Aim of the task: Find each line with the string "devidas" and copy it.
**** Records supplied ****
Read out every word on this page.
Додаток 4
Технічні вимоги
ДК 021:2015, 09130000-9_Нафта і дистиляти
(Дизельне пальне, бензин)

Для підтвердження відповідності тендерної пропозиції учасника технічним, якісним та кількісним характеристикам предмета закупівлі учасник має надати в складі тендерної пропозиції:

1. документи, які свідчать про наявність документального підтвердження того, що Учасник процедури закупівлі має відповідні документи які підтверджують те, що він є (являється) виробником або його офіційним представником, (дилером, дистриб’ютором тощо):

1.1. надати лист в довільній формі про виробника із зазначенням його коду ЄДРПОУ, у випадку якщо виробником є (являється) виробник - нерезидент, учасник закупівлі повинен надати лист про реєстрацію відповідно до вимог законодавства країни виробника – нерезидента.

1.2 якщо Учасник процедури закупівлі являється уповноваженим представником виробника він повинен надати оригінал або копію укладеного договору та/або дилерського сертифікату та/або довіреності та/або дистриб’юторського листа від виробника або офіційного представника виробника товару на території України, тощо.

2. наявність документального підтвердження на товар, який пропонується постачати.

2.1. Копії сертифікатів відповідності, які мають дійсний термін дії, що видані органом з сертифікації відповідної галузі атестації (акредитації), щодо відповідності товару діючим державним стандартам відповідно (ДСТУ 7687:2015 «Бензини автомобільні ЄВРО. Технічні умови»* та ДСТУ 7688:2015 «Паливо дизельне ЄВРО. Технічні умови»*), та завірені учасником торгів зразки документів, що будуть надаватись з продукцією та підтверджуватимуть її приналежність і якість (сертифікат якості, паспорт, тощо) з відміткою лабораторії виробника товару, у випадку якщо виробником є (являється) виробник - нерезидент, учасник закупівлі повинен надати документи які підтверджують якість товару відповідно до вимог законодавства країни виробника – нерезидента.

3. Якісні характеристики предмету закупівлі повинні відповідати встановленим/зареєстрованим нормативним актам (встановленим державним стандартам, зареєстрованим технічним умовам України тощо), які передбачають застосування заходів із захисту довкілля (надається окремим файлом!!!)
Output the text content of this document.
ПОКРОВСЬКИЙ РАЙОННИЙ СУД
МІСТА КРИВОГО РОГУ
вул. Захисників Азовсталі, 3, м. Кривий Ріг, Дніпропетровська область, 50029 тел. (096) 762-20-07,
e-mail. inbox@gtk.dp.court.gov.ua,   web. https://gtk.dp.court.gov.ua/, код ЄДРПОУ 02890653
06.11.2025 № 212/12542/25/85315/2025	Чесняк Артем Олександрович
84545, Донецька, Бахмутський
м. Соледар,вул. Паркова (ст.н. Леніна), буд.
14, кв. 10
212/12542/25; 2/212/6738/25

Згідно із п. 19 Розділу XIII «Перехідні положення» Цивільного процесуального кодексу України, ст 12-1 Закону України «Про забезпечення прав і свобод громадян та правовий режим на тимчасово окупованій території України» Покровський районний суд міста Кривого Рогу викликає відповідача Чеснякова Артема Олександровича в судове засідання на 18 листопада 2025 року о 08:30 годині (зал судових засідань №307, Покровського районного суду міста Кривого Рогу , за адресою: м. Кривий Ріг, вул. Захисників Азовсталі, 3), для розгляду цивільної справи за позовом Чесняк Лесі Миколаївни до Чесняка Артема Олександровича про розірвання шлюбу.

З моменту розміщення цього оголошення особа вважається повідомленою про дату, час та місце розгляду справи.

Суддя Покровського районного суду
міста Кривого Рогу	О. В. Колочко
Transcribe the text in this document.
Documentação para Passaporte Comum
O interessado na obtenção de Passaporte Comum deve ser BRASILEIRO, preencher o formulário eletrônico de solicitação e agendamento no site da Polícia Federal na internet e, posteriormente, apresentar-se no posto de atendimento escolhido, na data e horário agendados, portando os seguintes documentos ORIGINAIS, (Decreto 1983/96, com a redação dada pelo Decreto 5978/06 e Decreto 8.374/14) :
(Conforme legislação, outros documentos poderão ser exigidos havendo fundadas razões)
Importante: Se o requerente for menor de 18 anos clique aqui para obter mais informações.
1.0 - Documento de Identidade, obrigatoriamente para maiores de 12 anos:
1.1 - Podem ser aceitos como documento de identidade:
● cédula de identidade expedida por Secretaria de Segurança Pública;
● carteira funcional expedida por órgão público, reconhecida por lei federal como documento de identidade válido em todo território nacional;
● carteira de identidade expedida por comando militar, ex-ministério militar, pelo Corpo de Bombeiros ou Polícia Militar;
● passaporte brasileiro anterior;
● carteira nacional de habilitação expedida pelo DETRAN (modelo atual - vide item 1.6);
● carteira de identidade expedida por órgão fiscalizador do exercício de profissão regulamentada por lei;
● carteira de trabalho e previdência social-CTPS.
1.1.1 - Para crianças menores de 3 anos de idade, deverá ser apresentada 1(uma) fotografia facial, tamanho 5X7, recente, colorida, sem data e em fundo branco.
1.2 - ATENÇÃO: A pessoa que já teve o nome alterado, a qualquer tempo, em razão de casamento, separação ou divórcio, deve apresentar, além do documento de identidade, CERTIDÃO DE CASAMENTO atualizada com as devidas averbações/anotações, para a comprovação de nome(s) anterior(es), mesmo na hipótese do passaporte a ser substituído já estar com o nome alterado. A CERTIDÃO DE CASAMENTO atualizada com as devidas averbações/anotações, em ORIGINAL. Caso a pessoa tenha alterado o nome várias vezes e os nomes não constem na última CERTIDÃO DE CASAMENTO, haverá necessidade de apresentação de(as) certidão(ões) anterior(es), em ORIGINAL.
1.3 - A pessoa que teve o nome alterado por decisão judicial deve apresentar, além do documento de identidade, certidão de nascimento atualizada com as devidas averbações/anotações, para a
****
Finished task:
1.2 - ATENÇÃO: A pessoa que já teve o nome alterado, a qualquer tempo, em razão de casamento, separação ou divórcio, deve apresentar, além do documento de identidade, CERTIDÃO DE CASAMENTO atualizada com as devidas averbações/anotações, para a comprovação de nome(s) anterior(es), mesmo na hipótese do passaporte a ser substituído já estar com o nome alterado. A CERTIDÃO DE CASAMENTO atualizada com as devidas averbações/anotações, em ORIGINAL. Caso a pessoa tenha alterado o nome várias vezes e os nomes não constem na última CERTIDÃO DE CASAMENTO, haverá necessidade de apresentação de(as) certidão(ões) anterior(es), em ORIGINAL.
1.3 - A pessoa que teve o nome alterado por decisão judicial deve apresentar, além do documento de identidade, certidão de nascimento atualizada com as devidas averbações/anotações, para a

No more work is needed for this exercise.